What you will do ::
Collect from the data below each line with "Signal".

Source material ::
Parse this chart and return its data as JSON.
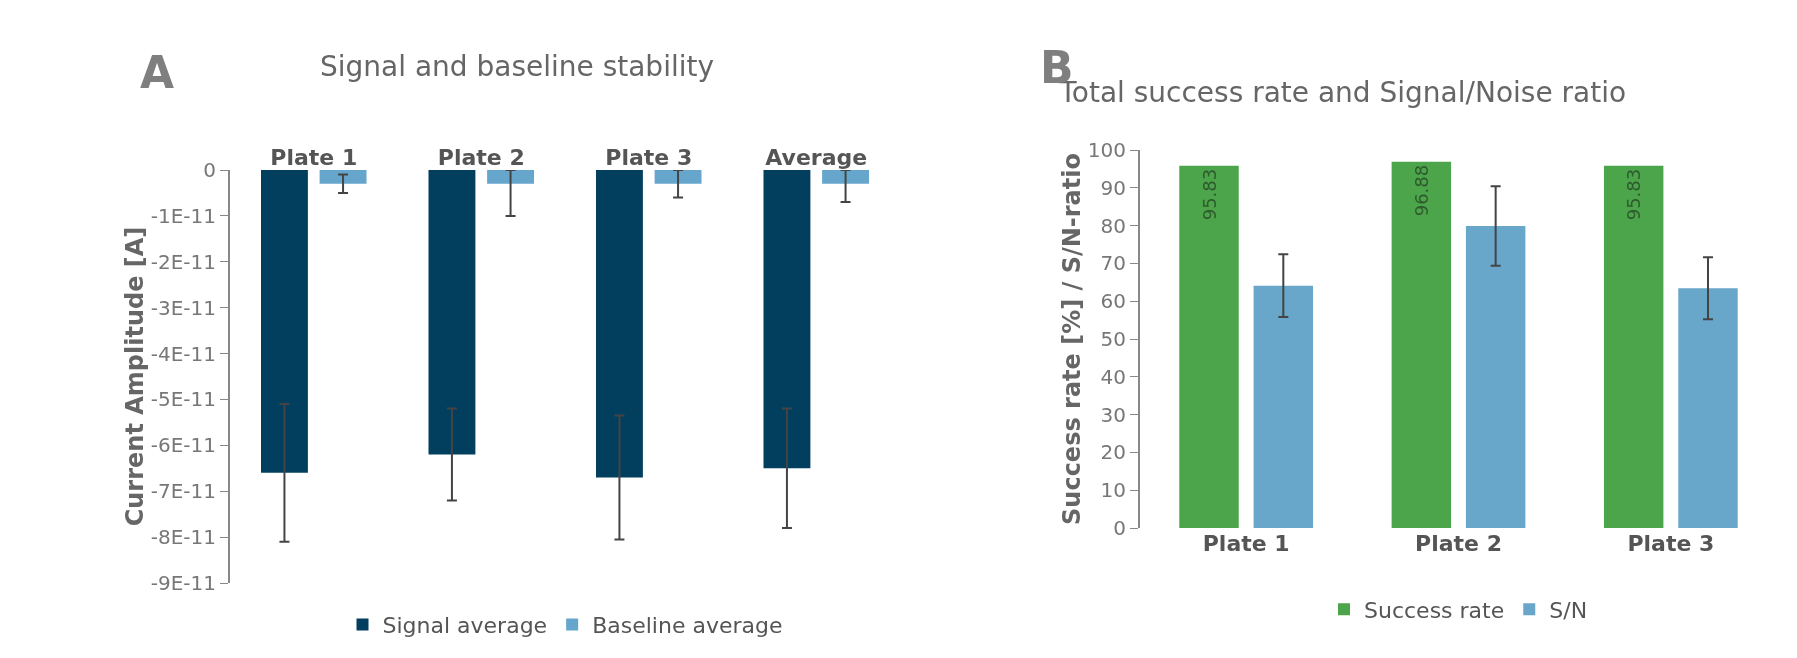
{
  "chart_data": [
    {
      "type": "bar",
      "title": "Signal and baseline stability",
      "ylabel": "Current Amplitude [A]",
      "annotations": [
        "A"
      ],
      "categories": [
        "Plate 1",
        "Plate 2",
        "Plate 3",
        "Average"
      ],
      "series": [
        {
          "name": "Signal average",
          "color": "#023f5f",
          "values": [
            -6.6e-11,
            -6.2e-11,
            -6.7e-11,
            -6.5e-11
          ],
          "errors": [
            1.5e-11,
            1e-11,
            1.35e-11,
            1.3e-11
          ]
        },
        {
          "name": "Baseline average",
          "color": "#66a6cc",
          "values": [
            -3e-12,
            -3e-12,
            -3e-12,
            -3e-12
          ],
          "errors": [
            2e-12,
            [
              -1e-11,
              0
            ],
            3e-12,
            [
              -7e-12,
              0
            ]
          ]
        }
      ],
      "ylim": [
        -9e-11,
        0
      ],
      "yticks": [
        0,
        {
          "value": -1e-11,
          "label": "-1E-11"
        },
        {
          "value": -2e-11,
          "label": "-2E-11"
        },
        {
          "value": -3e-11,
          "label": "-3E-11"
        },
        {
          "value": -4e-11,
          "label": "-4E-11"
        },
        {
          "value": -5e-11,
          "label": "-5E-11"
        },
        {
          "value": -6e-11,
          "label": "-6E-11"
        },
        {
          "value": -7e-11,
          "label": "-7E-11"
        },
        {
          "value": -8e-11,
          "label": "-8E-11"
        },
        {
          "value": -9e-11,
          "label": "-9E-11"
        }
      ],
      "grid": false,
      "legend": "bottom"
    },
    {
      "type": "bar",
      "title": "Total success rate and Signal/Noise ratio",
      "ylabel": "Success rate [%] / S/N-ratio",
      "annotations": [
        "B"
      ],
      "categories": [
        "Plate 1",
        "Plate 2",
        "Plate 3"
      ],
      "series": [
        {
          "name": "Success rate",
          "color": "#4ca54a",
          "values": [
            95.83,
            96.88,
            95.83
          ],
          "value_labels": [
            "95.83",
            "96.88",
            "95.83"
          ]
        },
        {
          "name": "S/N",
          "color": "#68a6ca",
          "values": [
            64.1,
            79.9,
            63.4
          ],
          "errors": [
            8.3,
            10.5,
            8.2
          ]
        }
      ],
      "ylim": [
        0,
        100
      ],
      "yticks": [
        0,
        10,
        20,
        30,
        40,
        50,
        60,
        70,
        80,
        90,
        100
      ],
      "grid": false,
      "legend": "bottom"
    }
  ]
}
--
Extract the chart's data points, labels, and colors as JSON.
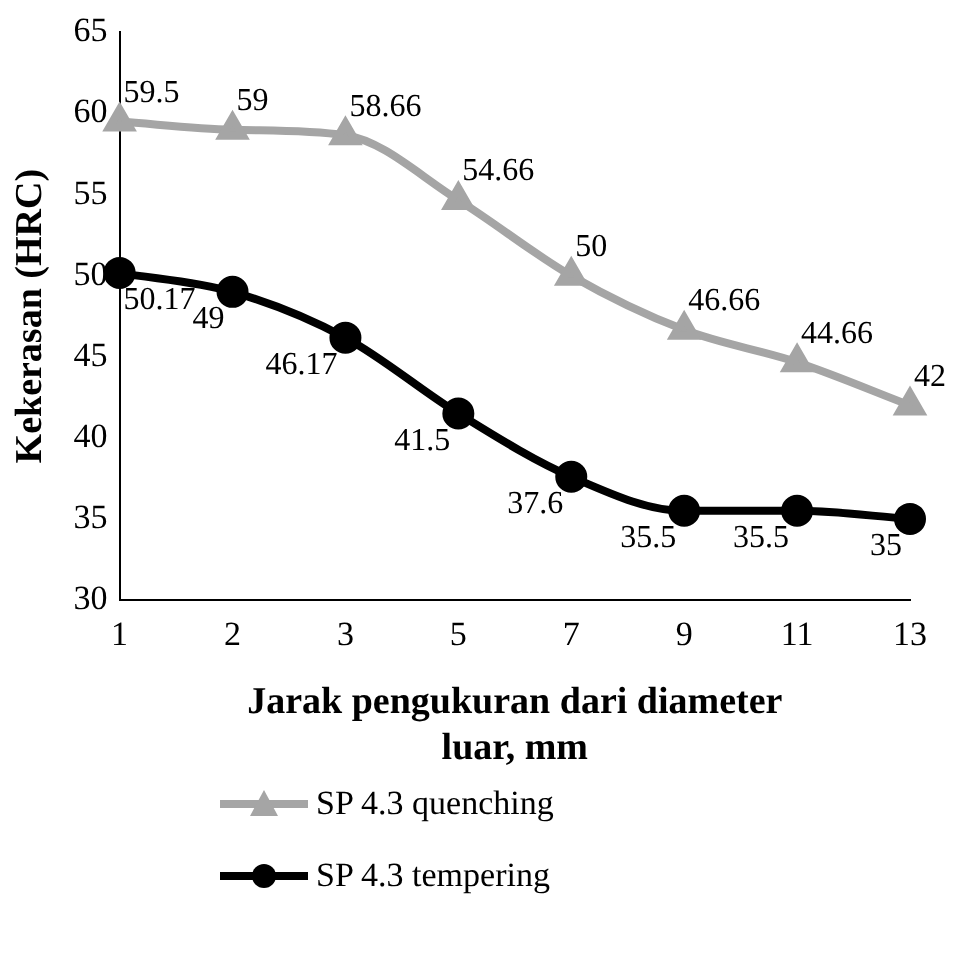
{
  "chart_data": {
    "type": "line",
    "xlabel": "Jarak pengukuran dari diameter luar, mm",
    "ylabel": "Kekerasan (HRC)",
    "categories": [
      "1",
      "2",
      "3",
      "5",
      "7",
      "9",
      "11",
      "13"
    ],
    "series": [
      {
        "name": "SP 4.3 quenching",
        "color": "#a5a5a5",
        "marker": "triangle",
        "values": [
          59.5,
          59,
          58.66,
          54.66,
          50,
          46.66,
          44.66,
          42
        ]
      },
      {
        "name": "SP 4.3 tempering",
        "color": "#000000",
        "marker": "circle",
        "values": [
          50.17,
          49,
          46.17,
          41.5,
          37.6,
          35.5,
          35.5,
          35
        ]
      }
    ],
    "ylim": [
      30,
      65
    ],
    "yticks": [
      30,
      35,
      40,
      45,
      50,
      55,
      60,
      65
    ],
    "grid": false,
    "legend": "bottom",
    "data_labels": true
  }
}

Response to the exercise ::
      "title": "Signal and baseline stability",
          "name": "Signal average",
      "title": "Total success rate and Signal/Noise ratio",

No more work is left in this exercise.